Job: Repeat each record exactly as written, and drop any images.

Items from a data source

****************************************

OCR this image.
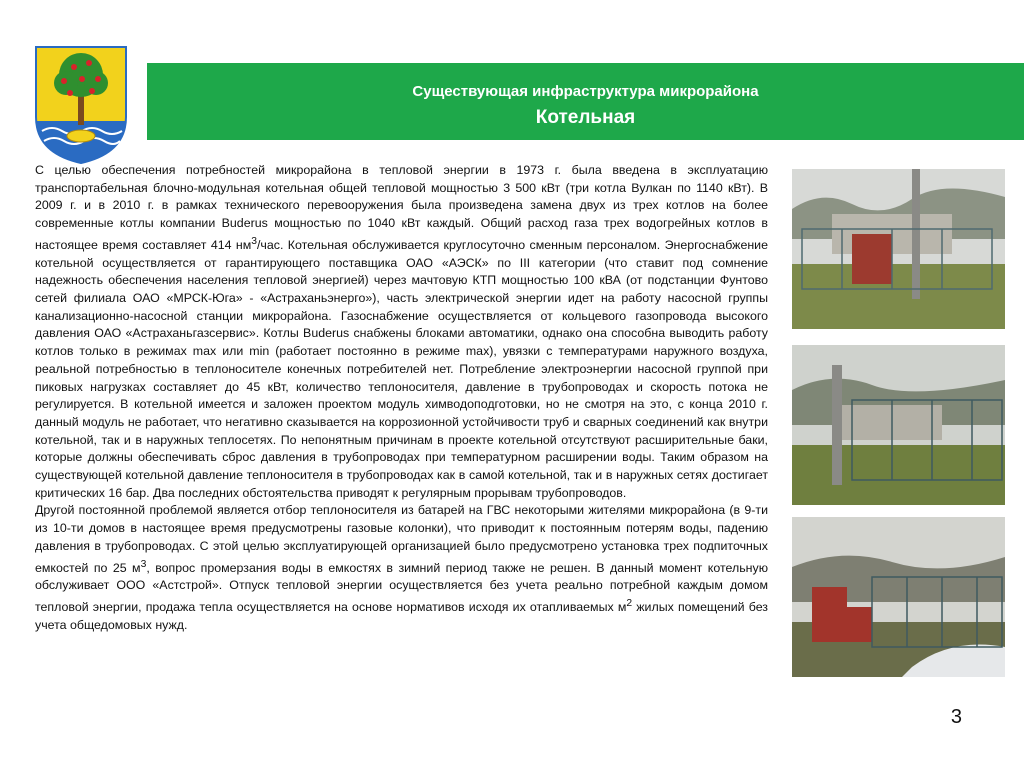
Существующая инфраструктура микрорайона
Котельная

С целью обеспечения потребностей микрорайона в тепловой энергии в 1973 г. была введена в эксплуатацию транспортабельная блочно-модульная котельная общей тепловой мощностью 3 500 кВт (три котла Вулкан по 1140 кВт). В 2009 г. и в 2010 г. в рамках технического перевооружения была произведена замена двух из трех котлов на более современные котлы компании Buderus мощностью по 1040 кВт каждый. Общий расход газа трех водогрейных котлов в настоящее время составляет 414 $нм^3$/час. Котельная обслуживается круглосуточно сменным персоналом. Энергоснабжение котельной осуществляется от гарантирующего поставщика ОАО «АЭСК» по III категории (что ставит под сомнение надежность обеспечения населения тепловой энергией) через мачтовую КТП мощностью 100 кВА (от подстанции Фунтово сетей филиала ОАО «МРСК-Юга» - «Астраханьэнерго»), часть электрической энергии идет на работу насосной группы канализационно-насосной станции микрорайона. Газоснабжение осуществляется от кольцевого газопровода высокого давления ОАО «Астраханьгазсервис». Котлы Buderus снабжены блоками автоматики, однако она способна выводить работу котлов только в режимах max или min (работает постоянно в режиме max), увязки с температурами наружного воздуха, реальной потребностью в теплоносителе конечных потребителей нет. Потребление электроэнергии насосной группой при пиковых нагрузках составляет до 45 кВт, количество теплоносителя, давление в трубопроводах и скорость потока не регулируется. В котельной имеется и заложен проектом модуль химводоподготовки, но не смотря на это, с конца 2010 г. данный модуль не работает, что негативно сказывается на коррозионной устойчивости труб и сварных соединений как внутри котельной, так и в наружных теплосетях. По непонятным причинам в проекте котельной отсутствуют расширительные баки, которые должны обеспечивать сброс давления в трубопроводах при температурном расширении воды. Таким образом на существующей котельной давление теплоносителя в трубопроводах как в самой котельной, так и в наружных сетях достигает критических 16 бар. Два последних обстоятельства приводят к регулярным прорывам трубопроводов.

Другой постоянной проблемой является отбор теплоносителя из батарей на ГВС некоторыми жителями микрорайона (в 9-ти из 10-ти домов в настоящее время предусмотрены газовые колонки), что приводит к постоянным потерям воды, падению давления в трубопроводах. С этой целью эксплуатирующей организацией было предусмотрено установка трех подпиточных емкостей по 25 $м^3$, вопрос промерзания воды в емкостях в зимний период также не решен. В данный момент котельную обслуживает ООО «Астстрой». Отпуск тепловой энергии осуществляется без учета реально потребной каждым домом тепловой энергии, продажа тепла осуществляется на основе нормативов исходя их отапливаемых $м^2$ жилых помещений без учета общедомовых нужд.

3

****************************************

Output for this task:
OCR this image.
Существующая инфраструктура микрорайона
Котельная

С целью обеспечения потребностей микрорайона в тепловой энергии в 1973 г. была введена в эксплуатацию транспортабельная блочно-модульная котельная общей тепловой мощностью 3 500 кВт (три котла Вулкан по 1140 кВт). В 2009 г. и в 2010 г. в рамках технического перевооружения была произведена замена двух из трех котлов на более современные котлы компании Buderus мощностью по 1040 кВт каждый. Общий расход газа трех водогрейных котлов в настоящее время составляет 414 $нм^3$/час. Котельная обслуживается круглосуточно сменным персоналом. Энергоснабжение котельной осуществляется от гарантирующего поставщика ОАО «АЭСК» по III категории (что ставит под сомнение надежность обеспечения населения тепловой энергией) через мачтовую КТП мощностью 100 кВА (от подстанции Фунтово сетей филиала ОАО «МРСК-Юга» - «Астраханьэнерго»), часть электрической энергии идет на работу насосной группы канализационно-насосной станции микрорайона. Газоснабжение осуществляется от кольцевого газопровода высокого давления ОАО «Астраханьгазсервис». Котлы Buderus снабжены блоками автоматики, однако она способна выводить работу котлов только в режимах max или min (работает постоянно в режиме max), увязки с температурами наружного воздуха, реальной потребностью в теплоносителе конечных потребителей нет. Потребление электроэнергии насосной группой при пиковых нагрузках составляет до 45 кВт, количество теплоносителя, давление в трубопроводах и скорость потока не регулируется. В котельной имеется и заложен проектом модуль химводоподготовки, но не смотря на это, с конца 2010 г. данный модуль не работает, что негативно сказывается на коррозионной устойчивости труб и сварных соединений как внутри котельной, так и в наружных теплосетях. По непонятным причинам в проекте котельной отсутствуют расширительные баки, которые должны обеспечивать сброс давления в трубопроводах при температурном расширении воды. Таким образом на существующей котельной давление теплоносителя в трубопроводах как в самой котельной, так и в наружных сетях достигает критических 16 бар. Два последних обстоятельства приводят к регулярным прорывам трубопроводов.

Другой постоянной проблемой является отбор теплоносителя из батарей на ГВС некоторыми жителями микрорайона (в 9-ти из 10-ти домов в настоящее время предусмотрены газовые колонки), что приводит к постоянным потерям воды, падению давления в трубопроводах. С этой целью эксплуатирующей организацией было предусмотрено установка трех подпиточных емкостей по 25 $м^3$, вопрос промерзания воды в емкостях в зимний период также не решен. В данный момент котельную обслуживает ООО «Астстрой». Отпуск тепловой энергии осуществляется без учета реально потребной каждым домом тепловой энергии, продажа тепла осуществляется на основе нормативов исходя их отапливаемых $м^2$ жилых помещений без учета общедомовых нужд.

3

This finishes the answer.